■ Source document:
=======
Multi-Tenant Isolation in Shared Clusters

LESSON

Database Engine Internals and Implementation

045 30 min advanced

Day 446: Multi-Tenant Isolation in Shared Clusters

The core idea: In a shared database cluster, "tenant" has to be a real internal scheduling and accounting unit, not just an authentication label. Separate schemas protect names, but tenant-aware keyspaces, queues, memory budgets, and maintenance limits are what stop one customer's workload from silently spending another customer's latency budget.

Today's "Aha!" Moment

In 044.md, Harbor Point taught its shared SQL cluster to treat trader commits, desk reports, and overnight backfills as different workload classes. That improved life inside one organization. The next step is harsher: Harbor Point now offers the same reservations engine to three municipal-bond dealers, NorthPier, CedarHarbor, and BeaconStreet, on one physical cluster. At 09:31, NorthPier is submitting latency-sensitive reservation commits while CedarHarbor launches a historical reconciliation scan and BeaconStreet starts importing a month of corrections. If the engine only separates tenants at login time, the cluster is still effectively one shared pool once CPU, memory grants, WAL bandwidth, cache residency, and compaction workers come under pressure.

That is the key realization for multi-tenant isolation. It is not mainly about whether SELECT * FROM reservations resolves to the right schema. It is about whether tenant identity survives all the way down the engine so the system can answer questions like "whose memory grant is this?", "which tenant should absorb this compaction debt?", and "which requests may borrow idle capacity without endangering another tenant's commit SLO?" A shared cluster with weak answers to those questions is just a noisy-neighbor machine wearing a nicer catalog.

This corrects a common misconception. Multi-tenancy is often described as if row filters, separate databases, or API keys solve the hard part. They solve visibility. They do not solve interference. Harbor Point's problem is not merely keeping CedarHarbor from reading NorthPier data. It is preventing CedarHarbor's perfectly legal workload from turning NorthPier's reservation commits into a timeout incident.

Why This Matters

Harbor Point wants the economics of a shared cluster for a good reason. Three tenants with different time-of-day demand curves fit more efficiently on one fleet than on three mostly idle fleets. Shared replicas simplify upgrades, capacity planning, and disaster recovery. The product promise is appealing: each dealer gets its own logical database, but Harbor Point operates one engine.

The danger is that shared economics can collapse into shared pain. Suppose NorthPier pays for a 15 ms p99 commit SLO on its booking path, CedarHarbor runs a large end-of-day correction job, and BeaconStreet is experimenting with broad ad hoc analytics. If all three ultimately compete in one undifferentiated set of run queues, memory grants, buffer pages, and maintenance workers, then Harbor Point has not built tenant isolation. It has only hidden the shared cluster behind per-tenant credentials.
=======
■ Supplied material:

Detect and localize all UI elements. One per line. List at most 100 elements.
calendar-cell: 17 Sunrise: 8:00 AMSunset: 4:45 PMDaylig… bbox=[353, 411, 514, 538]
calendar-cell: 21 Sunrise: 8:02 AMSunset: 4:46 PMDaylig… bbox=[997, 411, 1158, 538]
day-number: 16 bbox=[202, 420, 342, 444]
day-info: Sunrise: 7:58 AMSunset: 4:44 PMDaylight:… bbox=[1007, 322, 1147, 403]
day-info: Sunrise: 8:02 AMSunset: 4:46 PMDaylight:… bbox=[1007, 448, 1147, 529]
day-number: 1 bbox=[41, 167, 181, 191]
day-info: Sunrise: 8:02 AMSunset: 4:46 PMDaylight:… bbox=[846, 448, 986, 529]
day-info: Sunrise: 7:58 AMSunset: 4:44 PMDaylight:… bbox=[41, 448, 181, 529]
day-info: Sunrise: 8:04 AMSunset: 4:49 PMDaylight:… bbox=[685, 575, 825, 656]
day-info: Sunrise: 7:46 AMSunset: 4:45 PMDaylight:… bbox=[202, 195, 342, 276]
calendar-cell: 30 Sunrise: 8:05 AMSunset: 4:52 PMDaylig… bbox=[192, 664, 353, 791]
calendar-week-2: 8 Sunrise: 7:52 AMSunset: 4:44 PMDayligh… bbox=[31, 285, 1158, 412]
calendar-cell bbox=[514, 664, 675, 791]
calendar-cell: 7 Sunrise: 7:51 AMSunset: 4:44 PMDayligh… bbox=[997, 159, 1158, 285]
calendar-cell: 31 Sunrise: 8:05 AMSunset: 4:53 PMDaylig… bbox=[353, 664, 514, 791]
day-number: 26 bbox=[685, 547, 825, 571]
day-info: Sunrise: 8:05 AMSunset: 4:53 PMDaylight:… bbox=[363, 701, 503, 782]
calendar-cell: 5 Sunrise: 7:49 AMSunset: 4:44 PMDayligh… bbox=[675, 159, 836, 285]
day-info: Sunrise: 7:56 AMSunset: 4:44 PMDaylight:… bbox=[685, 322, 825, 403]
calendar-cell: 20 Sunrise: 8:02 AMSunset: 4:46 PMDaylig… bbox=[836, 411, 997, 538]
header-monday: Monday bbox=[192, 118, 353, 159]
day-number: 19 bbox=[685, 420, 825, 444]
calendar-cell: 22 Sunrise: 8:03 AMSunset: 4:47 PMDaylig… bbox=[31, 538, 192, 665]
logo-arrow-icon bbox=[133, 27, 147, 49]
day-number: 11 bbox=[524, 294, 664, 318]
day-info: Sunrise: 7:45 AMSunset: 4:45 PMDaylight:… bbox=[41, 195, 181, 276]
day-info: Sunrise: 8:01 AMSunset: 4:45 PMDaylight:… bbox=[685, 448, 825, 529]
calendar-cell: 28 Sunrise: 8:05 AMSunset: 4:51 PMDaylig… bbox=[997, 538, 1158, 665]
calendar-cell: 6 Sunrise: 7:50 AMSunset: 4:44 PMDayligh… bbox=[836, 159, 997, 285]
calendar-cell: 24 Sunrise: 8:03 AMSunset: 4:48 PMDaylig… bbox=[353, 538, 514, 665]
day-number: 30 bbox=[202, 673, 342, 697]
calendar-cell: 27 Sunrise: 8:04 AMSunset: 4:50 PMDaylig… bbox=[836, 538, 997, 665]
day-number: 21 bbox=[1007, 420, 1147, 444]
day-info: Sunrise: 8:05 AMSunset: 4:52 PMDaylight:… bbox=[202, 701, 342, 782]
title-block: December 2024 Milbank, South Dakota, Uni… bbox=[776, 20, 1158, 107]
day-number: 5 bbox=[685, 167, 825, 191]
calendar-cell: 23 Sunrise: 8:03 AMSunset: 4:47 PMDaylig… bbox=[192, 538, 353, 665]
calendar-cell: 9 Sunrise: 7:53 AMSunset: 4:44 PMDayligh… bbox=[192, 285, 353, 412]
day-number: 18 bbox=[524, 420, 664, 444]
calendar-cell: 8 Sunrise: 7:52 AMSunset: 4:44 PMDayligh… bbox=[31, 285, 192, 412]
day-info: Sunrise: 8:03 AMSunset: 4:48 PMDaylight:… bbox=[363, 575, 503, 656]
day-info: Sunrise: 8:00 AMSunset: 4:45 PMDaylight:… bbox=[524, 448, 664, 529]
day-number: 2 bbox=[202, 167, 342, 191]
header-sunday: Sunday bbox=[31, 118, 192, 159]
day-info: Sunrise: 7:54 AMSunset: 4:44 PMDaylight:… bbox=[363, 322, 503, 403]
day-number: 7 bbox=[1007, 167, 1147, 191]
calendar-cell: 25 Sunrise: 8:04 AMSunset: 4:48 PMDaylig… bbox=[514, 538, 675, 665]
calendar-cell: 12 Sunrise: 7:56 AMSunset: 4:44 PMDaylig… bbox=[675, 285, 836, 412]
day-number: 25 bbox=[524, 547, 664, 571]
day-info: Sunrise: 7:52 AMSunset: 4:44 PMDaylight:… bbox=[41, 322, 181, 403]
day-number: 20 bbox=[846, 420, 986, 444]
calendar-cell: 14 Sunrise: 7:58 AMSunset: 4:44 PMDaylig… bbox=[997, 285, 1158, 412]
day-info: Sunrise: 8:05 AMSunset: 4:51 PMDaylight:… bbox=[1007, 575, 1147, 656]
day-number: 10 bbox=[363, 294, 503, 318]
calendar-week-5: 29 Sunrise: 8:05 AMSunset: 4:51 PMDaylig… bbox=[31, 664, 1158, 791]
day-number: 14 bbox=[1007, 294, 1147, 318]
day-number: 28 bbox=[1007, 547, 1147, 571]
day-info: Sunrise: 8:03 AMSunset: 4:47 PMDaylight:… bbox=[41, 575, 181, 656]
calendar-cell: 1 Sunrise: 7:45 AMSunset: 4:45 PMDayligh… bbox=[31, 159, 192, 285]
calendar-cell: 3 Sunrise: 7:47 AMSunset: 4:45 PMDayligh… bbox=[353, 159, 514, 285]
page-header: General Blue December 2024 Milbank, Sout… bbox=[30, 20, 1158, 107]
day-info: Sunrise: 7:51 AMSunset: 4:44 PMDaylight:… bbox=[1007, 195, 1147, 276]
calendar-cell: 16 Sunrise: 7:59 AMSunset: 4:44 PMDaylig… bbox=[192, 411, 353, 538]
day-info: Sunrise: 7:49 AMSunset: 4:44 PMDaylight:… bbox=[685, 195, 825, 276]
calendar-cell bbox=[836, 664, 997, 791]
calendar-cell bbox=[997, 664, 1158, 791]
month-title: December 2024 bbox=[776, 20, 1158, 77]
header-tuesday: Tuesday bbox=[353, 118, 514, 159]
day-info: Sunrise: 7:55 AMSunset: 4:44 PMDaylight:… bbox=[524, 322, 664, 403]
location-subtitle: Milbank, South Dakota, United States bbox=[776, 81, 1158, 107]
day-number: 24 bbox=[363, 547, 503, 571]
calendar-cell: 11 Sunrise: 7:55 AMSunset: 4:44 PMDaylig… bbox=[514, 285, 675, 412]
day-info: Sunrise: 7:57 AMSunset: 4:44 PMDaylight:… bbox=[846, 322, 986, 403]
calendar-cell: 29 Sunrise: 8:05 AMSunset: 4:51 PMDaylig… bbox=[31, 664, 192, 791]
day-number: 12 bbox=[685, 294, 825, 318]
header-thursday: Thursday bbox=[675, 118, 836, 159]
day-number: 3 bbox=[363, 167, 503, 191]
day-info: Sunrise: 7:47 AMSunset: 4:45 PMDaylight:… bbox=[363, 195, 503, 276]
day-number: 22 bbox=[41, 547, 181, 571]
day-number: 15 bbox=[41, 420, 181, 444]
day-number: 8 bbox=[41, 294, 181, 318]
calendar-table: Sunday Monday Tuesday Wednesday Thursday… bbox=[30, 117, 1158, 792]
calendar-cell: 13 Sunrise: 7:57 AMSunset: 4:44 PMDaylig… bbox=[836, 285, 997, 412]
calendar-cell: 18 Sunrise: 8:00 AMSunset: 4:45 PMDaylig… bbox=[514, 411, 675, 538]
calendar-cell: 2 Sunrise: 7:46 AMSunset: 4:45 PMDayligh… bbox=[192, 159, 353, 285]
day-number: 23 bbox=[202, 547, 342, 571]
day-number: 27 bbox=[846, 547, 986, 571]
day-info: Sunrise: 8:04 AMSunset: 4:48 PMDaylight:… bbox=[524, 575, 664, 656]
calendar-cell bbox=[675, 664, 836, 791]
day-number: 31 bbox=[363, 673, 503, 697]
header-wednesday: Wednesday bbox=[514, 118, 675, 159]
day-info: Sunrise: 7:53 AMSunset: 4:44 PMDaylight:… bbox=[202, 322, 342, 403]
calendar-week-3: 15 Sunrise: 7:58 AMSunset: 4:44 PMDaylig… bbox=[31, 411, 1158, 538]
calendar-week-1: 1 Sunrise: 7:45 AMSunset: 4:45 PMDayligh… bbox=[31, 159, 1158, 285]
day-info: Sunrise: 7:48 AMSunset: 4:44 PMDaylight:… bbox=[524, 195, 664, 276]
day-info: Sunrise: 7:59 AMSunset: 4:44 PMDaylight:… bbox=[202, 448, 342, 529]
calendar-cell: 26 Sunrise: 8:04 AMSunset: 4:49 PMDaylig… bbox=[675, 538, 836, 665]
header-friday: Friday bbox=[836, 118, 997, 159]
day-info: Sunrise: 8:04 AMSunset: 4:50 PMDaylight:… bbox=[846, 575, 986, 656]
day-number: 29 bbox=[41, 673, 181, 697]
=======
■ Task to carry out: According to the lesson on multi-tenant isolation, what commit SLO does NorthPier pay for on its booking path? You can leave the data aside and work only from the lesson.

■ Solution: A 15 ms p99 commit SLO.